> [RECORD EXTRACTS]:
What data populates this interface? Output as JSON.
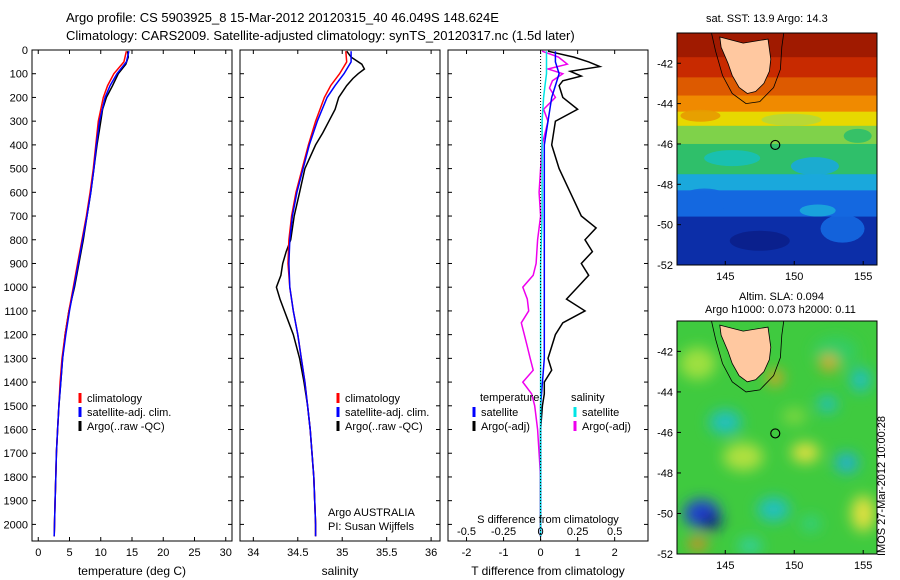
{
  "header": {
    "title_line1": "Argo profile: CS 5903925_8 15-Mar-2012 20120315_40 46.049S 148.624E",
    "title_line2": "Climatology: CARS2009. Satellite-adjusted climatology: synTS_20120317.nc (1.5d later)"
  },
  "colors": {
    "climatology": "#ff0000",
    "satellite": "#0000ff",
    "argo": "#000000",
    "cyan": "#00e5e5",
    "magenta": "#ee00ee",
    "land": "#ffc8a0"
  },
  "chart_data": [
    {
      "type": "line",
      "panel": "temperature",
      "xlabel": "temperature (deg C)",
      "ylabel": "",
      "xlim": [
        -1,
        31
      ],
      "ylim": [
        2070,
        0
      ],
      "y_reversed": true,
      "xticks": [
        "0",
        "5",
        "10",
        "15",
        "20",
        "25",
        "30"
      ],
      "yticks": [
        "0",
        "100",
        "200",
        "300",
        "400",
        "500",
        "600",
        "700",
        "800",
        "900",
        "1000",
        "1100",
        "1200",
        "1300",
        "1400",
        "1500",
        "1600",
        "1700",
        "1800",
        "1900",
        "2000"
      ],
      "legend": [
        "climatology",
        "satellite-adj. clim.",
        "Argo(..raw -QC)"
      ],
      "series": [
        {
          "name": "climatology",
          "color": "#ff0000",
          "depth": [
            5,
            50,
            100,
            150,
            200,
            300,
            400,
            500,
            600,
            700,
            800,
            900,
            1000,
            1100,
            1200,
            1300,
            1400,
            1500,
            1600,
            1700,
            1800,
            1900,
            2000,
            2050
          ],
          "values": [
            14.1,
            13.7,
            12.1,
            11.1,
            10.4,
            9.6,
            9.2,
            8.8,
            8.3,
            7.7,
            7.0,
            6.3,
            5.6,
            4.9,
            4.3,
            3.8,
            3.5,
            3.3,
            3.1,
            2.9,
            2.8,
            2.7,
            2.6,
            2.55
          ]
        },
        {
          "name": "satellite-adj. clim.",
          "color": "#0000ff",
          "depth": [
            5,
            50,
            100,
            150,
            200,
            300,
            400,
            500,
            600,
            700,
            800,
            900,
            1000,
            1100,
            1200,
            1300,
            1400,
            1500,
            1600,
            1700,
            1800,
            1900,
            2000,
            2050
          ],
          "values": [
            14.5,
            14.1,
            12.6,
            11.5,
            10.7,
            9.8,
            9.3,
            8.9,
            8.4,
            7.8,
            7.1,
            6.4,
            5.7,
            5.0,
            4.4,
            3.9,
            3.6,
            3.3,
            3.1,
            2.9,
            2.8,
            2.7,
            2.6,
            2.55
          ]
        },
        {
          "name": "Argo(..raw -QC)",
          "color": "#000000",
          "depth": [
            5,
            30,
            60,
            100,
            150,
            200,
            250,
            300,
            400,
            500,
            600,
            700,
            800,
            900,
            1000,
            1100,
            1200,
            1300,
            1400,
            1500,
            1600,
            1700,
            1800,
            1900,
            2000,
            2050
          ],
          "values": [
            14.3,
            14.4,
            14.0,
            12.8,
            11.9,
            10.9,
            10.3,
            10.0,
            9.4,
            8.9,
            8.4,
            7.8,
            7.2,
            6.5,
            5.8,
            4.9,
            4.3,
            3.9,
            3.6,
            3.3,
            3.1,
            2.9,
            2.8,
            2.7,
            2.6,
            2.55
          ]
        }
      ]
    },
    {
      "type": "line",
      "panel": "salinity",
      "xlabel": "salinity",
      "xlim": [
        33.85,
        36.1
      ],
      "ylim": [
        2070,
        0
      ],
      "xticks": [
        "34",
        "34.5",
        "35",
        "35.5",
        "36"
      ],
      "legend": [
        "climatology",
        "satellite-adj. clim.",
        "Argo(..raw -QC)"
      ],
      "annotation": [
        "Argo AUSTRALIA",
        "PI: Susan Wijffels"
      ],
      "series": [
        {
          "name": "climatology",
          "color": "#ff0000",
          "depth": [
            5,
            50,
            100,
            150,
            200,
            300,
            400,
            500,
            600,
            700,
            800,
            900,
            1000,
            1100,
            1200,
            1300,
            1400,
            1500,
            1600,
            1700,
            1800,
            1900,
            2000,
            2050
          ],
          "values": [
            35.04,
            35.05,
            34.97,
            34.87,
            34.8,
            34.7,
            34.62,
            34.55,
            34.48,
            34.43,
            34.4,
            34.39,
            34.41,
            34.45,
            34.5,
            34.54,
            34.58,
            34.61,
            34.64,
            34.66,
            34.68,
            34.69,
            34.7,
            34.7
          ]
        },
        {
          "name": "satellite-adj. clim.",
          "color": "#0000ff",
          "depth": [
            5,
            50,
            100,
            150,
            200,
            300,
            400,
            500,
            600,
            700,
            800,
            900,
            1000,
            1100,
            1200,
            1300,
            1400,
            1500,
            1600,
            1700,
            1800,
            1900,
            2000,
            2050
          ],
          "values": [
            35.1,
            35.1,
            35.02,
            34.92,
            34.83,
            34.72,
            34.63,
            34.56,
            34.49,
            34.44,
            34.41,
            34.4,
            34.41,
            34.45,
            34.5,
            34.54,
            34.58,
            34.61,
            34.64,
            34.66,
            34.68,
            34.69,
            34.7,
            34.7
          ]
        },
        {
          "name": "Argo(..raw -QC)",
          "color": "#000000",
          "depth": [
            5,
            30,
            60,
            80,
            100,
            120,
            150,
            200,
            250,
            300,
            350,
            400,
            500,
            600,
            700,
            800,
            850,
            900,
            950,
            1000,
            1050,
            1100,
            1150,
            1200,
            1300,
            1400,
            1500,
            1600,
            1700,
            1800,
            1900,
            2000,
            2050
          ],
          "values": [
            35.05,
            35.1,
            35.22,
            35.25,
            35.18,
            35.12,
            35.05,
            34.96,
            34.92,
            34.85,
            34.78,
            34.7,
            34.58,
            34.52,
            34.46,
            34.42,
            34.37,
            34.33,
            34.31,
            34.26,
            34.3,
            34.35,
            34.4,
            34.45,
            34.52,
            34.57,
            34.61,
            34.64,
            34.66,
            34.68,
            34.69,
            34.7,
            34.7
          ]
        }
      ]
    },
    {
      "type": "line",
      "panel": "differences",
      "xlabel": "T difference from climatology",
      "xlabel_top": "S difference from climatology",
      "xlim": [
        -2.5,
        2.9
      ],
      "ylim": [
        2070,
        0
      ],
      "xticks": [
        "-2",
        "-1",
        "0",
        "1",
        "2"
      ],
      "xticks_s": [
        "-0.5",
        "-0.25",
        "0",
        "0.25",
        "0.5"
      ],
      "legend_t": {
        "heading": "temperature",
        "items": [
          "satellite",
          "Argo(-adj)"
        ]
      },
      "legend_s": {
        "heading": "salinity",
        "items": [
          "satellite",
          "Argo(-adj)"
        ]
      },
      "series": [
        {
          "name": "satellite",
          "group": "temperature",
          "color": "#0000ff",
          "depth": [
            5,
            50,
            100,
            150,
            200,
            300,
            400,
            500,
            700,
            900,
            1100,
            1300,
            1500,
            1700,
            1900,
            2050
          ],
          "values": [
            0.4,
            0.4,
            0.5,
            0.4,
            0.3,
            0.2,
            0.1,
            0.1,
            0.1,
            0.1,
            0.1,
            0.1,
            0.0,
            0.0,
            0.0,
            0.0
          ]
        },
        {
          "name": "Argo(-adj)",
          "group": "temperature",
          "color": "#000000",
          "depth": [
            5,
            30,
            50,
            70,
            90,
            110,
            130,
            150,
            200,
            250,
            300,
            400,
            500,
            600,
            700,
            750,
            800,
            850,
            900,
            950,
            1000,
            1050,
            1100,
            1150,
            1200,
            1250,
            1300,
            1350,
            1400,
            1450,
            1500,
            1600,
            1700,
            1800,
            1900,
            2000,
            2050
          ],
          "values": [
            0.2,
            0.9,
            1.3,
            1.6,
            0.8,
            1.1,
            0.6,
            0.5,
            0.6,
            1.0,
            0.4,
            0.3,
            0.5,
            0.8,
            1.1,
            1.5,
            1.2,
            1.4,
            1.1,
            1.3,
            1.0,
            0.7,
            1.2,
            0.6,
            0.4,
            0.3,
            0.2,
            0.3,
            0.1,
            0.1,
            0.05,
            0.0,
            0.0,
            0.0,
            0.0,
            0.0,
            0.0
          ]
        },
        {
          "name": "satellite",
          "group": "salinity",
          "color": "#00e5e5",
          "depth": [
            5,
            50,
            100,
            150,
            200,
            300,
            400,
            500,
            700,
            900,
            1100,
            1300,
            1500,
            1700,
            1900,
            2050
          ],
          "values": [
            0.04,
            0.04,
            0.04,
            0.03,
            0.02,
            0.01,
            0.01,
            0.01,
            0.01,
            0.0,
            0.0,
            0.0,
            0.0,
            0.0,
            0.0,
            0.0
          ]
        },
        {
          "name": "Argo(-adj)",
          "group": "salinity",
          "color": "#ee00ee",
          "depth": [
            5,
            30,
            60,
            80,
            100,
            130,
            160,
            200,
            250,
            300,
            400,
            500,
            600,
            700,
            800,
            900,
            950,
            1000,
            1050,
            1100,
            1150,
            1200,
            1250,
            1300,
            1350,
            1400,
            1450,
            1500,
            1600,
            1700,
            1800,
            1900,
            2000,
            2050
          ],
          "values": [
            0.01,
            0.12,
            0.18,
            0.05,
            0.15,
            0.08,
            0.06,
            0.1,
            0.02,
            0.05,
            0.01,
            0.0,
            -0.01,
            0.0,
            -0.02,
            -0.03,
            -0.05,
            -0.12,
            -0.09,
            -0.08,
            -0.13,
            -0.11,
            -0.09,
            -0.07,
            -0.05,
            -0.12,
            -0.06,
            -0.04,
            -0.02,
            -0.01,
            0.0,
            0.0,
            0.0,
            0.0
          ]
        }
      ]
    },
    {
      "type": "heatmap",
      "panel": "sst-map",
      "title": "sat. SST: 13.9 Argo: 14.3",
      "xlim": [
        141.5,
        156
      ],
      "ylim": [
        -52,
        -40.5
      ],
      "xticks": [
        "145",
        "150",
        "155"
      ],
      "yticks": [
        "-42",
        "-44",
        "-46",
        "-48",
        "-50",
        "-52"
      ],
      "marker": {
        "lon": 148.624,
        "lat": -46.049
      }
    },
    {
      "type": "heatmap",
      "panel": "sla-map",
      "title_line1": "Altim. SLA: 0.094",
      "title_line2": "Argo h1000: 0.073 h2000: 0.11",
      "xlim": [
        141.5,
        156
      ],
      "ylim": [
        -52,
        -40.5
      ],
      "xticks": [
        "145",
        "150",
        "155"
      ],
      "yticks": [
        "-42",
        "-44",
        "-46",
        "-48",
        "-50",
        "-52"
      ],
      "marker": {
        "lon": 148.624,
        "lat": -46.049
      }
    }
  ],
  "credit": "IMOS 27-Mar-2012 10:00:28"
}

> [THE PROBLEM]: Copy out every line in the listing where the word "temperature" appears.

> [EXERCISE RESULT]:
      "panel": "temperature",
      "xlabel": "temperature (deg C)",
        "heading": "temperature",
          "group": "temperature",
          "group": "temperature",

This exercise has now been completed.